_WRITTEN EXERCISE_: Could you repeat the records below exactly, leaving out any pictures?

"""

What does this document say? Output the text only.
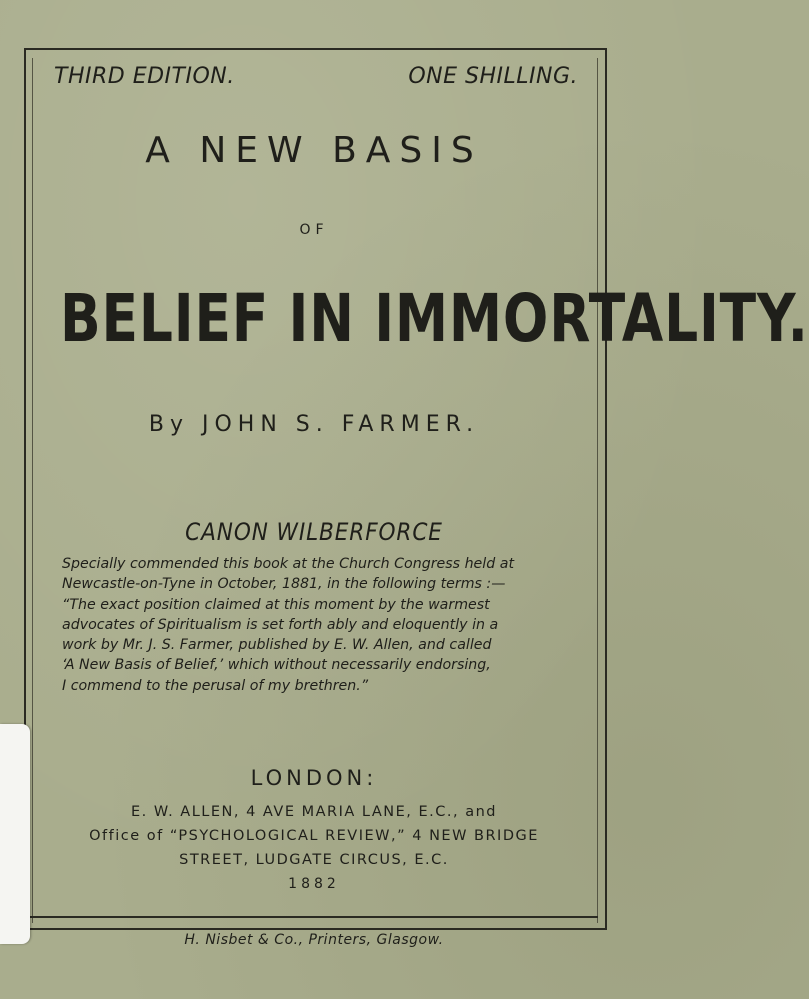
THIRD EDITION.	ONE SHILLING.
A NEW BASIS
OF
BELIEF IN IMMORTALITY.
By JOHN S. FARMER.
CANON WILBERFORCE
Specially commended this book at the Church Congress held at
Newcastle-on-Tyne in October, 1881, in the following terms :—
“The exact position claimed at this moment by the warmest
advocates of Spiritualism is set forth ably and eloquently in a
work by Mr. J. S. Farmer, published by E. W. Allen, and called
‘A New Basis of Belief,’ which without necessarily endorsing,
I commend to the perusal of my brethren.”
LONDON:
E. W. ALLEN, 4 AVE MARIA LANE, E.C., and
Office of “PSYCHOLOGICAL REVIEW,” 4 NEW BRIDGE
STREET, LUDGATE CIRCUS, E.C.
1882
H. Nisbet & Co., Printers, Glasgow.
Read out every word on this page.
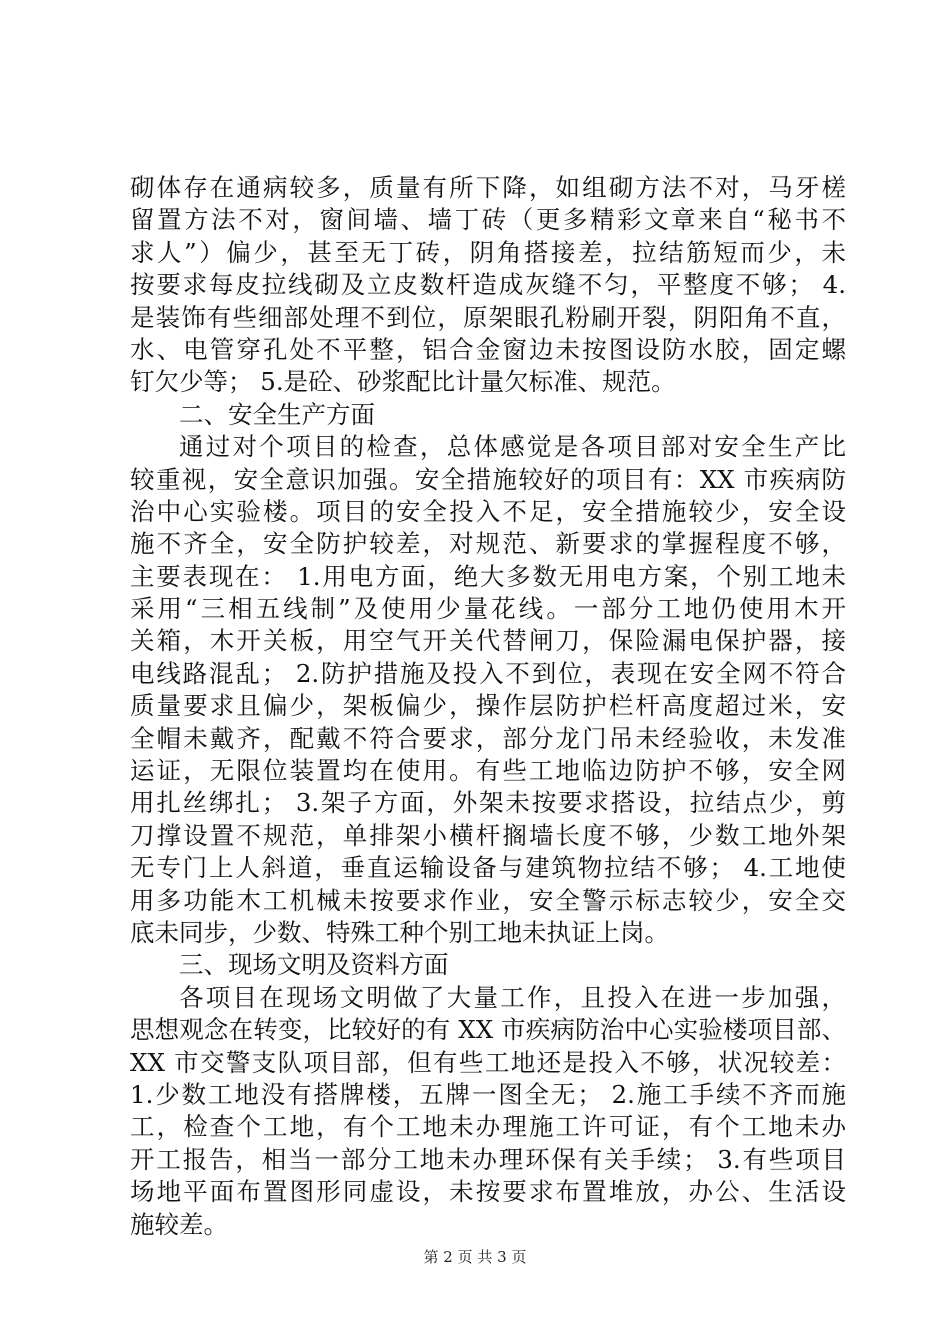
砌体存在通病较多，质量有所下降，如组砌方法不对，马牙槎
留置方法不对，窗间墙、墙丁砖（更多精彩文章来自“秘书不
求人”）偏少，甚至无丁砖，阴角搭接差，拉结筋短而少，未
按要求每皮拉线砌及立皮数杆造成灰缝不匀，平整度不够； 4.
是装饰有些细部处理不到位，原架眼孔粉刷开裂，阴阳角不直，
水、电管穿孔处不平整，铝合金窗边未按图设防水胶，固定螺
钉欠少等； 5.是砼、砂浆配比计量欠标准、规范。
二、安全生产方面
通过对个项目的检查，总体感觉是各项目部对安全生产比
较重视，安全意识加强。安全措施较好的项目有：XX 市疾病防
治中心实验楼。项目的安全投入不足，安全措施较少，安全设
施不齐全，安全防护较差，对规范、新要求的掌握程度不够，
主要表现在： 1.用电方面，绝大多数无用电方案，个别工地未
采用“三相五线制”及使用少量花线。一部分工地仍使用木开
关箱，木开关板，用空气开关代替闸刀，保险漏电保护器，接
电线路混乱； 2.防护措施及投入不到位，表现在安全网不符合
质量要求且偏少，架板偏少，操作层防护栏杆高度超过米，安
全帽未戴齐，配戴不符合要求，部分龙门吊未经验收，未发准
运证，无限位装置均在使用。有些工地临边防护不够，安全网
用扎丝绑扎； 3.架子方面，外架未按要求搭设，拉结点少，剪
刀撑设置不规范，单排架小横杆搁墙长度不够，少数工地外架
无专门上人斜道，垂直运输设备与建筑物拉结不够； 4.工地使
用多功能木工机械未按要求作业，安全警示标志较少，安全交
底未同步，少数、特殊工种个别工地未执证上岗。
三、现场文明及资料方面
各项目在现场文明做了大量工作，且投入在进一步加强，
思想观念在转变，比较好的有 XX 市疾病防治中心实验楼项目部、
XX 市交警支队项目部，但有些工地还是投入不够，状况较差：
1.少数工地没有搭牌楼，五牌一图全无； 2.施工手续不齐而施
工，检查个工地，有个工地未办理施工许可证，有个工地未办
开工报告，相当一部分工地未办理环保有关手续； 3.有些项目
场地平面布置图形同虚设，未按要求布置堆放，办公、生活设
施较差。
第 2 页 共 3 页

"""

_WRITTEN REPLY_:
What does this document say? Output the text only.
THIRD EDITION.	ONE SHILLING.
A NEW BASIS
OF
BELIEF IN IMMORTALITY.
By JOHN S. FARMER.
CANON WILBERFORCE
Specially commended this book at the Church Congress held at
Newcastle-on-Tyne in October, 1881, in the following terms :—
“The exact position claimed at this moment by the warmest
advocates of Spiritualism is set forth ably and eloquently in a
work by Mr. J. S. Farmer, published by E. W. Allen, and called
‘A New Basis of Belief,’ which without necessarily endorsing,
I commend to the perusal of my brethren.”
LONDON:
E. W. ALLEN, 4 AVE MARIA LANE, E.C., and
Office of “PSYCHOLOGICAL REVIEW,” 4 NEW BRIDGE
STREET, LUDGATE CIRCUS, E.C.
1882
H. Nisbet & Co., Printers, Glasgow.
Read out every word on this page.
砌体存在通病较多，质量有所下降，如组砌方法不对，马牙槎
留置方法不对，窗间墙、墙丁砖（更多精彩文章来自“秘书不
求人”）偏少，甚至无丁砖，阴角搭接差，拉结筋短而少，未
按要求每皮拉线砌及立皮数杆造成灰缝不匀，平整度不够； 4.
是装饰有些细部处理不到位，原架眼孔粉刷开裂，阴阳角不直，
水、电管穿孔处不平整，铝合金窗边未按图设防水胶，固定螺
钉欠少等； 5.是砼、砂浆配比计量欠标准、规范。
二、安全生产方面
通过对个项目的检查，总体感觉是各项目部对安全生产比
较重视，安全意识加强。安全措施较好的项目有：XX 市疾病防
治中心实验楼。项目的安全投入不足，安全措施较少，安全设
施不齐全，安全防护较差，对规范、新要求的掌握程度不够，
主要表现在： 1.用电方面，绝大多数无用电方案，个别工地未
采用“三相五线制”及使用少量花线。一部分工地仍使用木开
关箱，木开关板，用空气开关代替闸刀，保险漏电保护器，接
电线路混乱； 2.防护措施及投入不到位，表现在安全网不符合
质量要求且偏少，架板偏少，操作层防护栏杆高度超过米，安
全帽未戴齐，配戴不符合要求，部分龙门吊未经验收，未发准
运证，无限位装置均在使用。有些工地临边防护不够，安全网
用扎丝绑扎； 3.架子方面，外架未按要求搭设，拉结点少，剪
刀撑设置不规范，单排架小横杆搁墙长度不够，少数工地外架
无专门上人斜道，垂直运输设备与建筑物拉结不够； 4.工地使
用多功能木工机械未按要求作业，安全警示标志较少，安全交
底未同步，少数、特殊工种个别工地未执证上岗。
三、现场文明及资料方面
各项目在现场文明做了大量工作，且投入在进一步加强，
思想观念在转变，比较好的有 XX 市疾病防治中心实验楼项目部、
XX 市交警支队项目部，但有些工地还是投入不够，状况较差：
1.少数工地没有搭牌楼，五牌一图全无； 2.施工手续不齐而施
工，检查个工地，有个工地未办理施工许可证，有个工地未办
开工报告，相当一部分工地未办理环保有关手续； 3.有些项目
场地平面布置图形同虚设，未按要求布置堆放，办公、生活设
施较差。
第 2 页 共 3 页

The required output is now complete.